_Record extracts_
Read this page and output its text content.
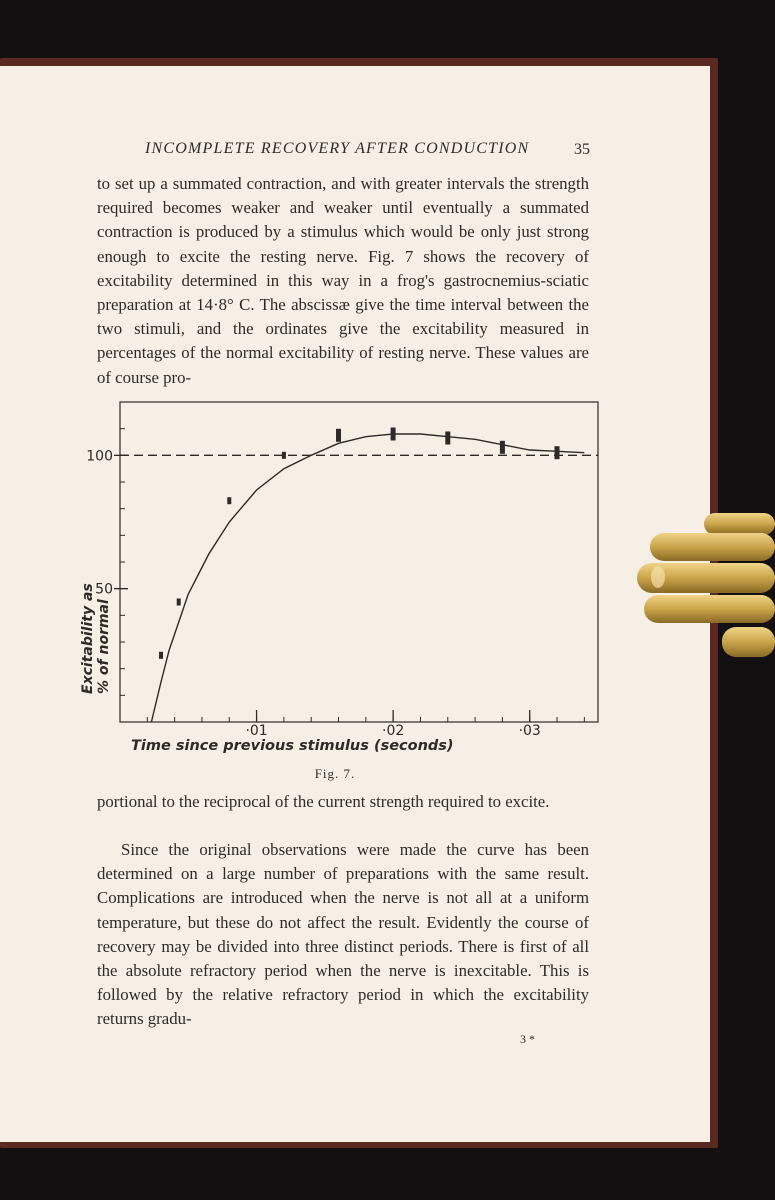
INCOMPLETE RECOVERY AFTER CONDUCTION	35

to set up a summated contraction, and with greater intervals the strength required becomes weaker and weaker until eventually a summated contraction is produced by a stimulus which would be only just strong enough to excite the resting nerve. Fig. 7 shows the recovery of excitability determined in this way in a frog's gastrocnemius-sciatic preparation at 14·8° C. The abscissæ give the time interval between the two stimuli, and the ordinates give the excitability measured in percentages of the normal excitability of resting nerve. These values are of course pro-

50
100
·01	·02	·03
Excitability as % of normal
Time since previous stimulus (seconds)
Fig. 7.

portional to the reciprocal of the current strength required to excite.

Since the original observations were made the curve has been determined on a large number of preparations with the same result. Complications are introduced when the nerve is not all at a uniform temperature, but these do not affect the result. Evidently the course of recovery may be divided into three distinct periods. There is first of all the absolute refractory period when the nerve is inexcitable. This is followed by the relative refractory period in which the excitability returns gradu-

3 *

_What you are asked to do_
State how many lines of the records above contain the word "with", and give only that number.

_Result below_
2